▸ **INSTRUCTION**: Rewrite the material from its first line through the line containing "- topic-list-item: Nutrition: [155, 464, 232, 489]", inclusive, changing every "blurred-row-label" to "masked-row-label" and leaving everything else as it is.

▸ **STORED DATA**:

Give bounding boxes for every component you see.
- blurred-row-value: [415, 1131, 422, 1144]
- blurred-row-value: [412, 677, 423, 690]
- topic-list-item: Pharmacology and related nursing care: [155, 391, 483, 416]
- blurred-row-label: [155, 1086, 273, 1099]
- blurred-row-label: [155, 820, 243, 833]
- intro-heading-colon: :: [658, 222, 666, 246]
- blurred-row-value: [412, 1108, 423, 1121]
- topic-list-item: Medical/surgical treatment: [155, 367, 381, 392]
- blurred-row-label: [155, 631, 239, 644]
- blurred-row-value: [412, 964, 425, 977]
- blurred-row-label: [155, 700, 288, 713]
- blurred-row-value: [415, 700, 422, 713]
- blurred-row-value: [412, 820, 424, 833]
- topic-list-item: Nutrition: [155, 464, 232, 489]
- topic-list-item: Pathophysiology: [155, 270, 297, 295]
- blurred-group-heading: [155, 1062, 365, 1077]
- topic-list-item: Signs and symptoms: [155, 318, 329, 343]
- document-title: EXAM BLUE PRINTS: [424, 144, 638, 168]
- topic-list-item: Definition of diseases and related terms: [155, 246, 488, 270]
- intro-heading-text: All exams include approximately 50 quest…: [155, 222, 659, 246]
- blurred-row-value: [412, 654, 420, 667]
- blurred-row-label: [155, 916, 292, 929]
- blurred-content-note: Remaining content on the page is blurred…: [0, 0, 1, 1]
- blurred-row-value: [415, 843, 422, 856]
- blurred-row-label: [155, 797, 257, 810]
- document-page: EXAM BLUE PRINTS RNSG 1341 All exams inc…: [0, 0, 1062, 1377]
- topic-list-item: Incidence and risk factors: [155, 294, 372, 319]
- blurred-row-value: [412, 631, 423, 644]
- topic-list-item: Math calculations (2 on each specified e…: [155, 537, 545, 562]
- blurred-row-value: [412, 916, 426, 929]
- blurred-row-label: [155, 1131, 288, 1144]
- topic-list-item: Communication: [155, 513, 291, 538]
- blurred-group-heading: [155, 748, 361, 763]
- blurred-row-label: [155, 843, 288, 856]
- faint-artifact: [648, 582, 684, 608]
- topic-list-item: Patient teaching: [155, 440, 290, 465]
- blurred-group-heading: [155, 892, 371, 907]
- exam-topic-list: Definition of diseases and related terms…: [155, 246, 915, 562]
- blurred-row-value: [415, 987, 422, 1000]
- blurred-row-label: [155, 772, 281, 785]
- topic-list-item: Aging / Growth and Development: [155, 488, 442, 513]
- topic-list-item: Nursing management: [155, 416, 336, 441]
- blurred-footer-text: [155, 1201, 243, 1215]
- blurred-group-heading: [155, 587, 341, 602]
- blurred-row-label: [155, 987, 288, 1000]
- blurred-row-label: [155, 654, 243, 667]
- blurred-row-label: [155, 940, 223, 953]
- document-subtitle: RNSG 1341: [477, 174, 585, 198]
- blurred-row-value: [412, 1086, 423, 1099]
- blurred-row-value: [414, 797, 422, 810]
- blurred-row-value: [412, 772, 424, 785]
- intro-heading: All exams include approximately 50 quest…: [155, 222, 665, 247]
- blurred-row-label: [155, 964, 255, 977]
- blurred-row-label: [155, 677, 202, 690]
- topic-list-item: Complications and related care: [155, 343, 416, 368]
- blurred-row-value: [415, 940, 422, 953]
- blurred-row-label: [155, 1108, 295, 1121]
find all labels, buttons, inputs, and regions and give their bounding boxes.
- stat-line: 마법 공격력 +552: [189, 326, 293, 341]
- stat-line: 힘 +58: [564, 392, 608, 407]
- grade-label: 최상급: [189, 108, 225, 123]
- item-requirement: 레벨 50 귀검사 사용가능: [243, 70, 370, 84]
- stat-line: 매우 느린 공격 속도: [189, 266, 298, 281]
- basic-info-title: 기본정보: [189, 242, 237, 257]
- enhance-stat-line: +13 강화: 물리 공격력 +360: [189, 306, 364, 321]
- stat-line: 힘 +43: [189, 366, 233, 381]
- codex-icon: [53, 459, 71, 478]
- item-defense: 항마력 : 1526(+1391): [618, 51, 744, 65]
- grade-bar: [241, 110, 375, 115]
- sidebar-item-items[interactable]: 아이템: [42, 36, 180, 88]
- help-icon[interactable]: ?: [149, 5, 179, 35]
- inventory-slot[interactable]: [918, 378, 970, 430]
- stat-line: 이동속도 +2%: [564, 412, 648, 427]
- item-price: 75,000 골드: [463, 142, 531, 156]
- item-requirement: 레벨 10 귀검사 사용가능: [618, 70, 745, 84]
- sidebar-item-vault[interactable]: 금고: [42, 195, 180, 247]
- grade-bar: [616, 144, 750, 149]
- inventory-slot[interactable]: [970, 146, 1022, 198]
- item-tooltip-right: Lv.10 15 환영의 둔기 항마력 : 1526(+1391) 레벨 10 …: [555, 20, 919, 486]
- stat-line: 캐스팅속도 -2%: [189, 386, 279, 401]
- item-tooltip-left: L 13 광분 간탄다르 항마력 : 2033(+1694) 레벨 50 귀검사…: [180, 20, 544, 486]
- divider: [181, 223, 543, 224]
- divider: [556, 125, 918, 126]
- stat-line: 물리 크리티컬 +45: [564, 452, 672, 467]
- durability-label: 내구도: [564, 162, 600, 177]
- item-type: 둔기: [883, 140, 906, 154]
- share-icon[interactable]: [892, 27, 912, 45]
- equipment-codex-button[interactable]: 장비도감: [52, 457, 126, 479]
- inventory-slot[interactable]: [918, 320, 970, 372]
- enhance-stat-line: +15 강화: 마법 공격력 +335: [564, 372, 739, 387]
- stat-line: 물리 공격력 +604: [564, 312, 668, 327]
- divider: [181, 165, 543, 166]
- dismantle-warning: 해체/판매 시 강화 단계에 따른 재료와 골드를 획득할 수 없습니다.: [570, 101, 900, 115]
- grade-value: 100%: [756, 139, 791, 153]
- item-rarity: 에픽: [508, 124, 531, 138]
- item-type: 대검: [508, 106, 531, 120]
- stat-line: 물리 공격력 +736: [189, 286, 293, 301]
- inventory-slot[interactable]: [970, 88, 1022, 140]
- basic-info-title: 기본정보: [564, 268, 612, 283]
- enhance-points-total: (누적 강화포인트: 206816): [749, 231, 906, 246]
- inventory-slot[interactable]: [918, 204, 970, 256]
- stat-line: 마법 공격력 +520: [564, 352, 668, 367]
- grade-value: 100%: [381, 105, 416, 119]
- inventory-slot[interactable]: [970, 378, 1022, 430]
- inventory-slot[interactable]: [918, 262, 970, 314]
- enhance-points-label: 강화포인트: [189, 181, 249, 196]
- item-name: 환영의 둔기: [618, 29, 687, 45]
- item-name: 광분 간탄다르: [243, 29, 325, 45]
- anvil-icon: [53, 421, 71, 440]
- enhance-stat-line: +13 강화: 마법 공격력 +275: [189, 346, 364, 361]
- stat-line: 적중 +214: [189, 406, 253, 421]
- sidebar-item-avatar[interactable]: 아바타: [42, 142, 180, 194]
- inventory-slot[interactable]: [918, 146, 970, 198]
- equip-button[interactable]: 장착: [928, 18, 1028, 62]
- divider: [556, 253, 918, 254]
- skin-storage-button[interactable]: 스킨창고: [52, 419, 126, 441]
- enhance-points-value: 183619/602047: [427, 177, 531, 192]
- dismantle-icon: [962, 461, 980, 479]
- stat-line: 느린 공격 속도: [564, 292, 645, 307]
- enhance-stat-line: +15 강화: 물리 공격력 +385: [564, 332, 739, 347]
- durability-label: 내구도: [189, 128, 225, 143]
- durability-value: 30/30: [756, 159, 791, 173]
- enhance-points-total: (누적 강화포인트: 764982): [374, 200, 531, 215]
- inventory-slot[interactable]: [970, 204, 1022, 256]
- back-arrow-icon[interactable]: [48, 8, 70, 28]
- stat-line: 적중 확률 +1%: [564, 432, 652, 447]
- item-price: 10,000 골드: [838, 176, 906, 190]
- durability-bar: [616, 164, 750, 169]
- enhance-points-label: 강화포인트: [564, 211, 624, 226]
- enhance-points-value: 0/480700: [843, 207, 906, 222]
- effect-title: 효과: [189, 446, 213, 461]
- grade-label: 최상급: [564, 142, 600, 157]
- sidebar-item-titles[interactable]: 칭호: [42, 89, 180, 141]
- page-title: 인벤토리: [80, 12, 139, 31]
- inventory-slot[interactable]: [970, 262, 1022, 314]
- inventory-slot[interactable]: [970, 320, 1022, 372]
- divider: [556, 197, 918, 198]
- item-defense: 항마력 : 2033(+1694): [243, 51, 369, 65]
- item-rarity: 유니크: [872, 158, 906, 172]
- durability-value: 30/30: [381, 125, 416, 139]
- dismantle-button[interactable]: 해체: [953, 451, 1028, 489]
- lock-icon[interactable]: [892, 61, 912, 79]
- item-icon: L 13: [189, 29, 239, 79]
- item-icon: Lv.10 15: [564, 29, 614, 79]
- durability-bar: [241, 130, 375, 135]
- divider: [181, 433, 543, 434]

▸ **ANSWER TO THE PROBLEM**:
Give bounding boxes for every component you see.
- blurred-row-value: [415, 1131, 422, 1144]
- blurred-row-value: [412, 677, 423, 690]
- topic-list-item: Pharmacology and related nursing care: [155, 391, 483, 416]
- masked-row-label: [155, 1086, 273, 1099]
- masked-row-label: [155, 820, 243, 833]
- intro-heading-colon: :: [658, 222, 666, 246]
- blurred-row-value: [412, 1108, 423, 1121]
- topic-list-item: Medical/surgical treatment: [155, 367, 381, 392]
- masked-row-label: [155, 631, 239, 644]
- blurred-row-value: [412, 964, 425, 977]
- masked-row-label: [155, 700, 288, 713]
- blurred-row-value: [415, 700, 422, 713]
- blurred-row-value: [412, 820, 424, 833]
- topic-list-item: Nutrition: [155, 464, 232, 489]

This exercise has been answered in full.